# [Problem to work on]
Repeat, exactly and in full, the lines of the listing below, but without any pictures.

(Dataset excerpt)

****

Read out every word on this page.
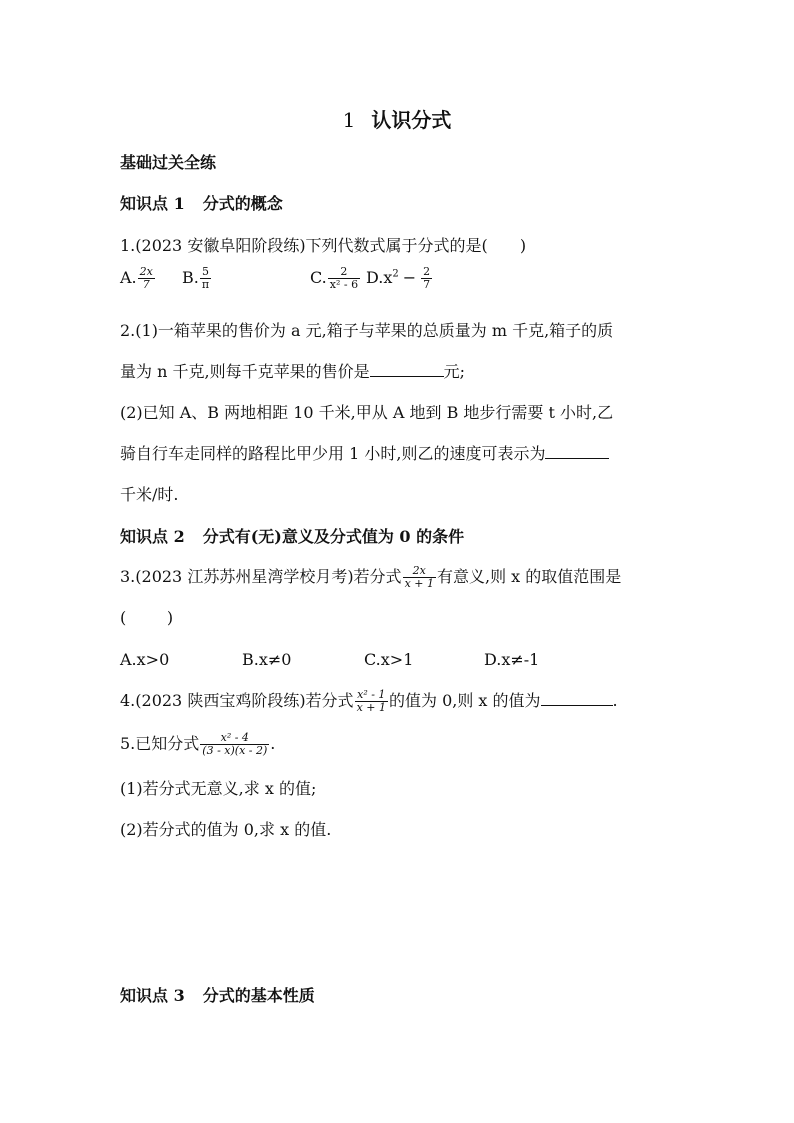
1 认识分式
基础过关全练
知识点 1 分式的概念
1.(2023 安徽阜阳阶段练)下列代数式属于分式的是( )
A. $\frac{2x}{7} B$. $\frac{5}{\pi}$	C. $\frac{2}{\text{x² - 6}} D.x^2 - \frac{2}{7}$
2.(1)一箱苹果的售价为 a 元,箱子与苹果的总质量为 m 千克,箱子的质
量为 n 千克,则每千克苹果的售价是	元;
(2)已知 A、B 两地相距 10 千米,甲从 A 地到 B 地步行需要 t 小时,乙
骑自行车走同样的路程比甲少用 1 小时,则乙的速度可表示为
千米/时.
知识点 2 分式有(无)意义及分式值为 0 的条件
3.(2023 江苏苏州星湾学校月考)若分式 $\frac{2x}{x + 1}$ 有意义,则 x 的取值范围是
(        )
A.x>0	B.x≠0	C.x>1	D.x≠-1
4.(2023 陕西宝鸡阶段练)若分式 $\frac{\text{x² - 1}}{x + 1}$ 的值为 0,则 x 的值为	.
5.已知分式 $\frac{\text{x² - 4}}{(3 - x)(x - 2)}$ .
(1)若分式无意义,求 x 的值;
(2)若分式的值为 0,求 x 的值.
知识点 3 分式的基本性质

****

# [Result]
Read out every word on this page.
1 认识分式
基础过关全练
知识点 1 分式的概念
1.(2023 安徽阜阳阶段练)下列代数式属于分式的是( )
A. $\frac{2x}{7} B$. $\frac{5}{\pi}$	C. $\frac{2}{\text{x² - 6}} D.x^2 - \frac{2}{7}$
2.(1)一箱苹果的售价为 a 元,箱子与苹果的总质量为 m 千克,箱子的质
量为 n 千克,则每千克苹果的售价是	元;
(2)已知 A、B 两地相距 10 千米,甲从 A 地到 B 地步行需要 t 小时,乙
骑自行车走同样的路程比甲少用 1 小时,则乙的速度可表示为
千米/时.
知识点 2 分式有(无)意义及分式值为 0 的条件
3.(2023 江苏苏州星湾学校月考)若分式 $\frac{2x}{x + 1}$ 有意义,则 x 的取值范围是
(        )
A.x>0	B.x≠0	C.x>1	D.x≠-1
4.(2023 陕西宝鸡阶段练)若分式 $\frac{\text{x² - 1}}{x + 1}$ 的值为 0,则 x 的值为	.
5.已知分式 $\frac{\text{x² - 4}}{(3 - x)(x - 2)}$ .
(1)若分式无意义,求 x 的值;
(2)若分式的值为 0,求 x 的值.
知识点 3 分式的基本性质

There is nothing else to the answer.